Records from a data source

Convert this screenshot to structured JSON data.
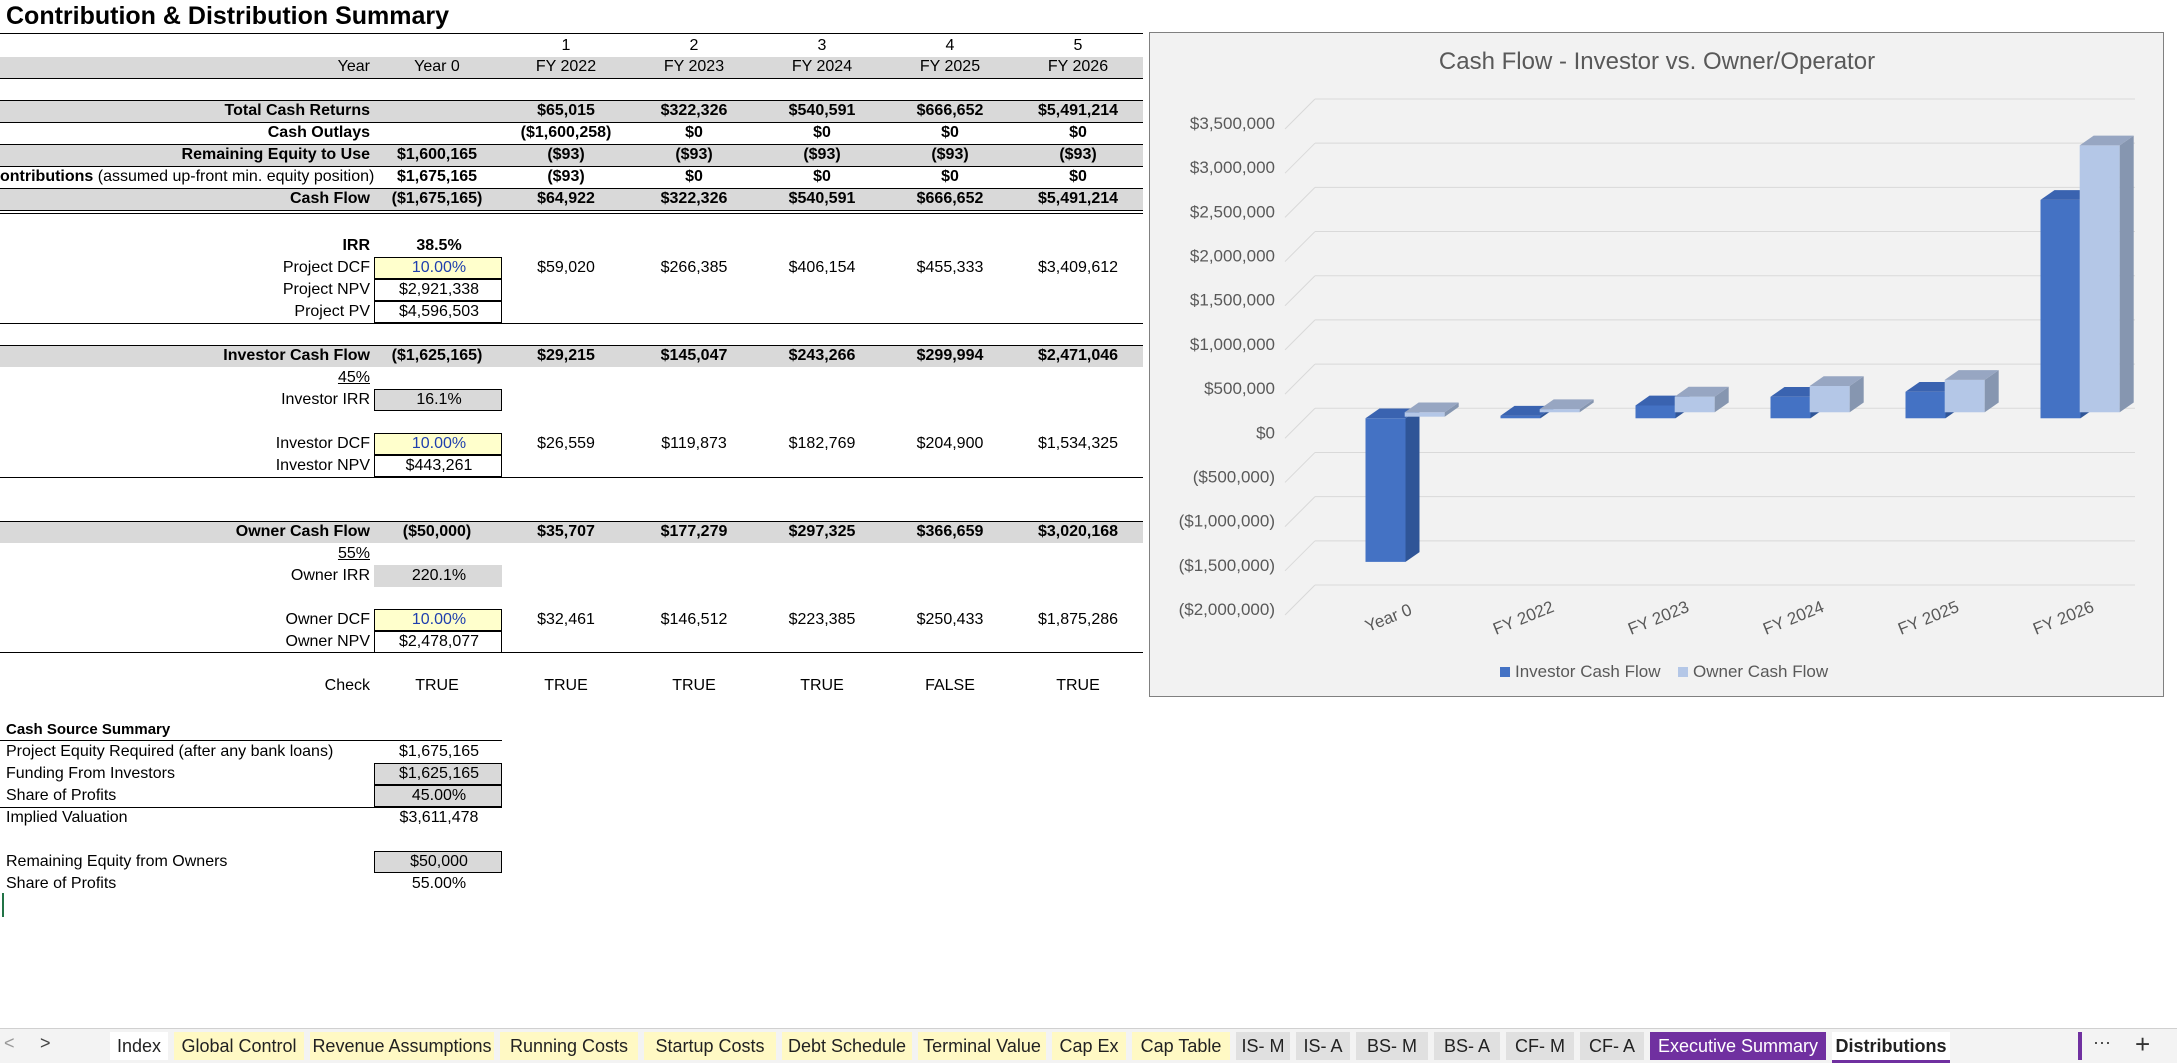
{
  "title": "Contribution & Distribution Summary",
  "header": {
    "period_numbers": [
      "1",
      "2",
      "3",
      "4",
      "5"
    ],
    "year_label": "Year",
    "years": [
      "Year 0",
      "FY 2022",
      "FY 2023",
      "FY 2024",
      "FY 2025",
      "FY 2026"
    ]
  },
  "rows": [
    {
      "label": "Total Cash Returns",
      "values": [
        "",
        "$65,015",
        "$322,326",
        "$540,591",
        "$666,652",
        "$5,491,214"
      ]
    },
    {
      "label": "Cash Outlays",
      "values": [
        "",
        "($1,600,258)",
        "$0",
        "$0",
        "$0",
        "$0"
      ]
    },
    {
      "label": "Remaining Equity to Use",
      "values": [
        "$1,600,165",
        "($93)",
        "($93)",
        "($93)",
        "($93)",
        "($93)"
      ]
    },
    {
      "label_bold": "ontributions",
      "label_rest": " (assumed up-front min. equity position)",
      "values": [
        "$1,675,165",
        "($93)",
        "$0",
        "$0",
        "$0",
        "$0"
      ]
    },
    {
      "label": "Cash Flow",
      "values": [
        "($1,675,165)",
        "$64,922",
        "$322,326",
        "$540,591",
        "$666,652",
        "$5,491,214"
      ]
    }
  ],
  "project": {
    "irr_label": "IRR",
    "irr": "38.5%",
    "dcf_label": "Project DCF",
    "dcf": "10.00%",
    "npv_label": "Project NPV",
    "npv": "$2,921,338",
    "pv_label": "Project PV",
    "pv": "$4,596,503",
    "dcf_values": [
      "$59,020",
      "$266,385",
      "$406,154",
      "$455,333",
      "$3,409,612"
    ]
  },
  "investor": {
    "cf_label": "Investor Cash Flow",
    "cf_values": [
      "($1,625,165)",
      "$29,215",
      "$145,047",
      "$243,266",
      "$299,994",
      "$2,471,046"
    ],
    "share": "45%",
    "irr_label": "Investor IRR",
    "irr": "16.1%",
    "dcf_label": "Investor DCF",
    "dcf": "10.00%",
    "npv_label": "Investor NPV",
    "npv": "$443,261",
    "dcf_values": [
      "$26,559",
      "$119,873",
      "$182,769",
      "$204,900",
      "$1,534,325"
    ]
  },
  "owner": {
    "cf_label": "Owner Cash Flow",
    "cf_values": [
      "($50,000)",
      "$35,707",
      "$177,279",
      "$297,325",
      "$366,659",
      "$3,020,168"
    ],
    "share": "55%",
    "irr_label": "Owner IRR",
    "irr": "220.1%",
    "dcf_label": "Owner DCF",
    "dcf": "10.00%",
    "npv_label": "Owner NPV",
    "npv": "$2,478,077",
    "dcf_values": [
      "$32,461",
      "$146,512",
      "$223,385",
      "$250,433",
      "$1,875,286"
    ]
  },
  "check": {
    "label": "Check",
    "values": [
      "TRUE",
      "TRUE",
      "TRUE",
      "TRUE",
      "FALSE",
      "TRUE"
    ]
  },
  "cash_source": {
    "title": "Cash Source Summary",
    "items": [
      {
        "label": "Project Equity Required (after any bank loans)",
        "value": "$1,675,165"
      },
      {
        "label": "Funding From Investors",
        "value": "$1,625,165"
      },
      {
        "label": "Share of Profits",
        "value": "45.00%"
      },
      {
        "label": "Implied Valuation",
        "value": "$3,611,478"
      },
      {
        "label": "Remaining Equity from Owners",
        "value": "$50,000"
      },
      {
        "label": "Share of Profits",
        "value": "55.00%"
      }
    ]
  },
  "chart_data": {
    "type": "bar",
    "title": "Cash Flow - Investor vs. Owner/Operator",
    "categories": [
      "Year 0",
      "FY 2022",
      "FY 2023",
      "FY 2024",
      "FY 2025",
      "FY 2026"
    ],
    "series": [
      {
        "name": "Investor Cash Flow",
        "values": [
          -1625165,
          29215,
          145047,
          243266,
          299994,
          2471046
        ],
        "color": "#4472c4"
      },
      {
        "name": "Owner Cash Flow",
        "values": [
          -50000,
          35707,
          177279,
          297325,
          366659,
          3020168
        ],
        "color": "#b4c7e7"
      }
    ],
    "yticks": [
      "$3,500,000",
      "$3,000,000",
      "$2,500,000",
      "$2,000,000",
      "$1,500,000",
      "$1,000,000",
      "$500,000",
      "$0",
      "($500,000)",
      "($1,000,000)",
      "($1,500,000)",
      "($2,000,000)"
    ],
    "ylim": [
      -2000000,
      3500000
    ],
    "legend": "bottom",
    "grid": true,
    "three_d": true
  },
  "tabs": [
    {
      "label": "Index",
      "style": "plain"
    },
    {
      "label": "Global Control",
      "style": "yellow"
    },
    {
      "label": "Revenue Assumptions",
      "style": "yellow"
    },
    {
      "label": "Running Costs",
      "style": "yellow"
    },
    {
      "label": "Startup Costs",
      "style": "yellow"
    },
    {
      "label": "Debt Schedule",
      "style": "yellow"
    },
    {
      "label": "Terminal Value",
      "style": "yellow"
    },
    {
      "label": "Cap Ex",
      "style": "yellow"
    },
    {
      "label": "Cap Table",
      "style": "yellow"
    },
    {
      "label": "IS- M",
      "style": "grey"
    },
    {
      "label": "IS- A",
      "style": "grey"
    },
    {
      "label": "BS- M",
      "style": "grey"
    },
    {
      "label": "BS- A",
      "style": "grey"
    },
    {
      "label": "CF- M",
      "style": "grey"
    },
    {
      "label": "CF- A",
      "style": "grey"
    },
    {
      "label": "Executive Summary",
      "style": "purple"
    },
    {
      "label": "Distributions",
      "style": "active"
    }
  ],
  "nav": {
    "prev": "<",
    "next": ">",
    "more": "···",
    "add": "+"
  }
}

-- What is needed --
Print out the lines exactly, skipping any picture.

-- Right answer --
Convert this screenshot to structured JSON data.
{
  "title": "Contribution & Distribution Summary",
  "header": {
    "period_numbers": [
      "1",
      "2",
      "3",
      "4",
      "5"
    ],
    "year_label": "Year",
    "years": [
      "Year 0",
      "FY 2022",
      "FY 2023",
      "FY 2024",
      "FY 2025",
      "FY 2026"
    ]
  },
  "rows": [
    {
      "label": "Total Cash Returns",
      "values": [
        "",
        "$65,015",
        "$322,326",
        "$540,591",
        "$666,652",
        "$5,491,214"
      ]
    },
    {
      "label": "Cash Outlays",
      "values": [
        "",
        "($1,600,258)",
        "$0",
        "$0",
        "$0",
        "$0"
      ]
    },
    {
      "label": "Remaining Equity to Use",
      "values": [
        "$1,600,165",
        "($93)",
        "($93)",
        "($93)",
        "($93)",
        "($93)"
      ]
    },
    {
      "label_bold": "ontributions",
      "label_rest": " (assumed up-front min. equity position)",
      "values": [
        "$1,675,165",
        "($93)",
        "$0",
        "$0",
        "$0",
        "$0"
      ]
    },
    {
      "label": "Cash Flow",
      "values": [
        "($1,675,165)",
        "$64,922",
        "$322,326",
        "$540,591",
        "$666,652",
        "$5,491,214"
      ]
    }
  ],
  "project": {
    "irr_label": "IRR",
    "irr": "38.5%",
    "dcf_label": "Project DCF",
    "dcf": "10.00%",
    "npv_label": "Project NPV",
    "npv": "$2,921,338",
    "pv_label": "Project PV",
    "pv": "$4,596,503",
    "dcf_values": [
      "$59,020",
      "$266,385",
      "$406,154",
      "$455,333",
      "$3,409,612"
    ]
  },
  "investor": {
    "cf_label": "Investor Cash Flow",
    "cf_values": [
      "($1,625,165)",
      "$29,215",
      "$145,047",
      "$243,266",
      "$299,994",
      "$2,471,046"
    ],
    "share": "45%",
    "irr_label": "Investor IRR",
    "irr": "16.1%",
    "dcf_label": "Investor DCF",
    "dcf": "10.00%",
    "npv_label": "Investor NPV",
    "npv": "$443,261",
    "dcf_values": [
      "$26,559",
      "$119,873",
      "$182,769",
      "$204,900",
      "$1,534,325"
    ]
  },
  "owner": {
    "cf_label": "Owner Cash Flow",
    "cf_values": [
      "($50,000)",
      "$35,707",
      "$177,279",
      "$297,325",
      "$366,659",
      "$3,020,168"
    ],
    "share": "55%",
    "irr_label": "Owner IRR",
    "irr": "220.1%",
    "dcf_label": "Owner DCF",
    "dcf": "10.00%",
    "npv_label": "Owner NPV",
    "npv": "$2,478,077",
    "dcf_values": [
      "$32,461",
      "$146,512",
      "$223,385",
      "$250,433",
      "$1,875,286"
    ]
  },
  "check": {
    "label": "Check",
    "values": [
      "TRUE",
      "TRUE",
      "TRUE",
      "TRUE",
      "FALSE",
      "TRUE"
    ]
  },
  "cash_source": {
    "title": "Cash Source Summary",
    "items": [
      {
        "label": "Project Equity Required (after any bank loans)",
        "value": "$1,675,165"
      },
      {
        "label": "Funding From Investors",
        "value": "$1,625,165"
      },
      {
        "label": "Share of Profits",
        "value": "45.00%"
      },
      {
        "label": "Implied Valuation",
        "value": "$3,611,478"
      },
      {
        "label": "Remaining Equity from Owners",
        "value": "$50,000"
      },
      {
        "label": "Share of Profits",
        "value": "55.00%"
      }
    ]
  },
  "chart_data": {
    "type": "bar",
    "title": "Cash Flow - Investor vs. Owner/Operator",
    "categories": [
      "Year 0",
      "FY 2022",
      "FY 2023",
      "FY 2024",
      "FY 2025",
      "FY 2026"
    ],
    "series": [
      {
        "name": "Investor Cash Flow",
        "values": [
          -1625165,
          29215,
          145047,
          243266,
          299994,
          2471046
        ],
        "color": "#4472c4"
      },
      {
        "name": "Owner Cash Flow",
        "values": [
          -50000,
          35707,
          177279,
          297325,
          366659,
          3020168
        ],
        "color": "#b4c7e7"
      }
    ],
    "yticks": [
      "$3,500,000",
      "$3,000,000",
      "$2,500,000",
      "$2,000,000",
      "$1,500,000",
      "$1,000,000",
      "$500,000",
      "$0",
      "($500,000)",
      "($1,000,000)",
      "($1,500,000)",
      "($2,000,000)"
    ],
    "ylim": [
      -2000000,
      3500000
    ],
    "legend": "bottom",
    "grid": true,
    "three_d": true
  },
  "tabs": [
    {
      "label": "Index",
      "style": "plain"
    },
    {
      "label": "Global Control",
      "style": "yellow"
    },
    {
      "label": "Revenue Assumptions",
      "style": "yellow"
    },
    {
      "label": "Running Costs",
      "style": "yellow"
    },
    {
      "label": "Startup Costs",
      "style": "yellow"
    },
    {
      "label": "Debt Schedule",
      "style": "yellow"
    },
    {
      "label": "Terminal Value",
      "style": "yellow"
    },
    {
      "label": "Cap Ex",
      "style": "yellow"
    },
    {
      "label": "Cap Table",
      "style": "yellow"
    },
    {
      "label": "IS- M",
      "style": "grey"
    },
    {
      "label": "IS- A",
      "style": "grey"
    },
    {
      "label": "BS- M",
      "style": "grey"
    },
    {
      "label": "BS- A",
      "style": "grey"
    },
    {
      "label": "CF- M",
      "style": "grey"
    },
    {
      "label": "CF- A",
      "style": "grey"
    },
    {
      "label": "Executive Summary",
      "style": "purple"
    },
    {
      "label": "Distributions",
      "style": "active"
    }
  ],
  "nav": {
    "prev": "<",
    "next": ">",
    "more": "···",
    "add": "+"
  }
}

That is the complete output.